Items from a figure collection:
□ □ □
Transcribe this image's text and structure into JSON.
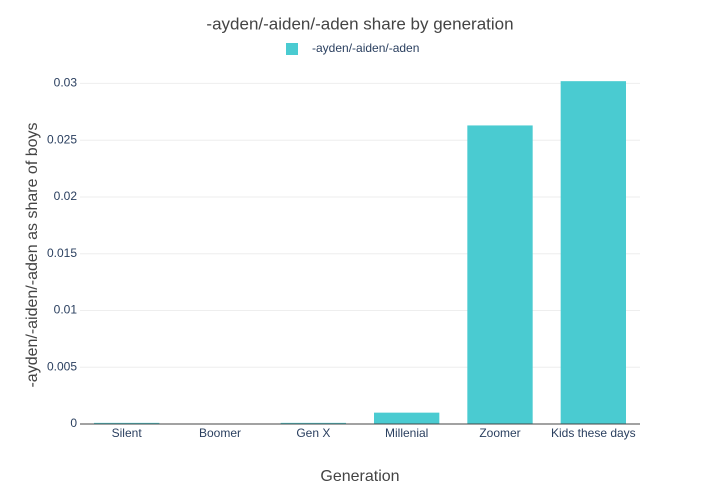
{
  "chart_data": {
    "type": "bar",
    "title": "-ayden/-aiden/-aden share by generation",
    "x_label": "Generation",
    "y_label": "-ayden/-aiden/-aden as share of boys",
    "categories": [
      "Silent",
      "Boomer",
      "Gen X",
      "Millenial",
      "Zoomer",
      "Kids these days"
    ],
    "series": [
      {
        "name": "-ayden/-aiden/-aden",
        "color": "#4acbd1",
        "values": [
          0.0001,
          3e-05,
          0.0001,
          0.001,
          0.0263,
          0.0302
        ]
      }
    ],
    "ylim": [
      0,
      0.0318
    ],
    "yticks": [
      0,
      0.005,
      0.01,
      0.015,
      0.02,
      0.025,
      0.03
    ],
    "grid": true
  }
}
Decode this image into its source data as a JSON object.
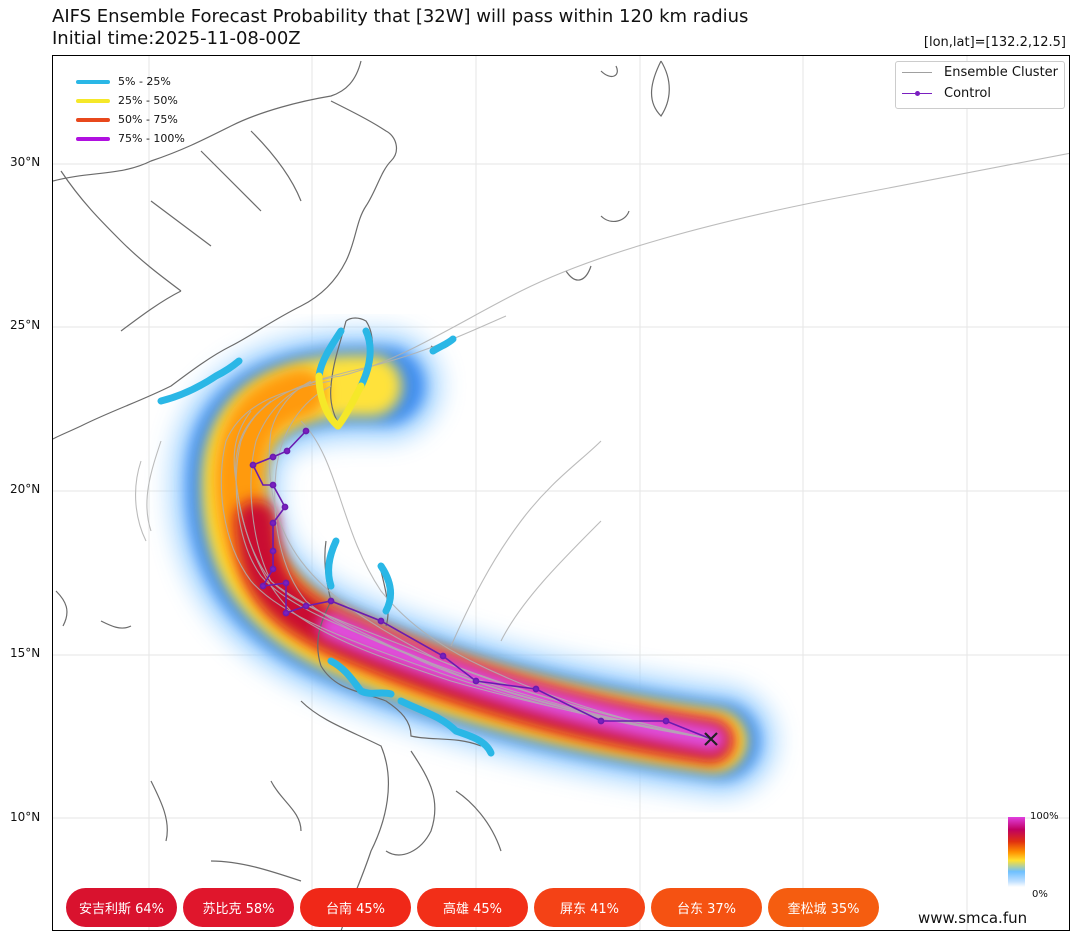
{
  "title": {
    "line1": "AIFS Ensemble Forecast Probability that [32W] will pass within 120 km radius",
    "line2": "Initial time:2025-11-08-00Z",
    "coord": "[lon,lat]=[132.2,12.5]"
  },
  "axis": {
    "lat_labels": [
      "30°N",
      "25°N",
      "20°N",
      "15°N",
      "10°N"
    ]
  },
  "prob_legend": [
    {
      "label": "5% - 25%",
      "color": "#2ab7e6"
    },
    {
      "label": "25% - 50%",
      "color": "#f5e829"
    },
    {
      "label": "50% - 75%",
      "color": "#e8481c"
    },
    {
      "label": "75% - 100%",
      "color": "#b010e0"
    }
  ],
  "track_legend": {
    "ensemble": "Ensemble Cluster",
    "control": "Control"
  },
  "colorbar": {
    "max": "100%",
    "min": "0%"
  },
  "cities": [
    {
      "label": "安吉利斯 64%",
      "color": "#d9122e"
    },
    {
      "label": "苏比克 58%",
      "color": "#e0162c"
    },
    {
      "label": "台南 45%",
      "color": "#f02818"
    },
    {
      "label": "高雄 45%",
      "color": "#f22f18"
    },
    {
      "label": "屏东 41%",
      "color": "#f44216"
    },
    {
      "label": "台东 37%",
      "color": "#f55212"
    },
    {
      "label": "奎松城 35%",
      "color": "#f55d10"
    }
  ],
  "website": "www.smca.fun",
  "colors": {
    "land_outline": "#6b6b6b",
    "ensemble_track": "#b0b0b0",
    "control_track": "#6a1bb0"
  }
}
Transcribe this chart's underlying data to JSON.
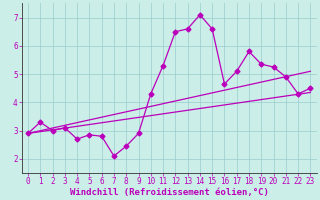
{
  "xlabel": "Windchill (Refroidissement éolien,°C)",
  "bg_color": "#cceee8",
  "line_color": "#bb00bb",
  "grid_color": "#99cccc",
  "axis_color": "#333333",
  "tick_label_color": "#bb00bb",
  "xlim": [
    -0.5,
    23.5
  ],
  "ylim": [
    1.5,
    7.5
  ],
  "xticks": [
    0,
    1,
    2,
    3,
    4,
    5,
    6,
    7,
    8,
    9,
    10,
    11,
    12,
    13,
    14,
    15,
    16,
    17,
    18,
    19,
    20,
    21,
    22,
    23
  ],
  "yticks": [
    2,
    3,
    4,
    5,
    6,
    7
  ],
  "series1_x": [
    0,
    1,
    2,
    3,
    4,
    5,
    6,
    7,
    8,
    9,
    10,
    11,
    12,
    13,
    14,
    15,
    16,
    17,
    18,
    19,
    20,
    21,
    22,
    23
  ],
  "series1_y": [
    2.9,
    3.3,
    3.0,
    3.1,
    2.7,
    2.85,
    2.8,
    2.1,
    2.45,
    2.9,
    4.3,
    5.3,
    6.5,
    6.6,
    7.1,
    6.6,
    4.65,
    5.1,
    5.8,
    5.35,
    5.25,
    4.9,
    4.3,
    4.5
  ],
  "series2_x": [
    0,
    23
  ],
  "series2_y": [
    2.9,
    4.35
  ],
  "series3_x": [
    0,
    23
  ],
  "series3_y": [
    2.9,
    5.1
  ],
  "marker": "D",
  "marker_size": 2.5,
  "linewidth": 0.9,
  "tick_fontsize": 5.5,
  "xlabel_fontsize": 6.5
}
□ □ □
> What the task requires: Lines of the material that contain the word "into" are to be gathered.

> Correct output:
Transcribe this image's text and structure into JSON.
Decode this image into its source data as a JSON object.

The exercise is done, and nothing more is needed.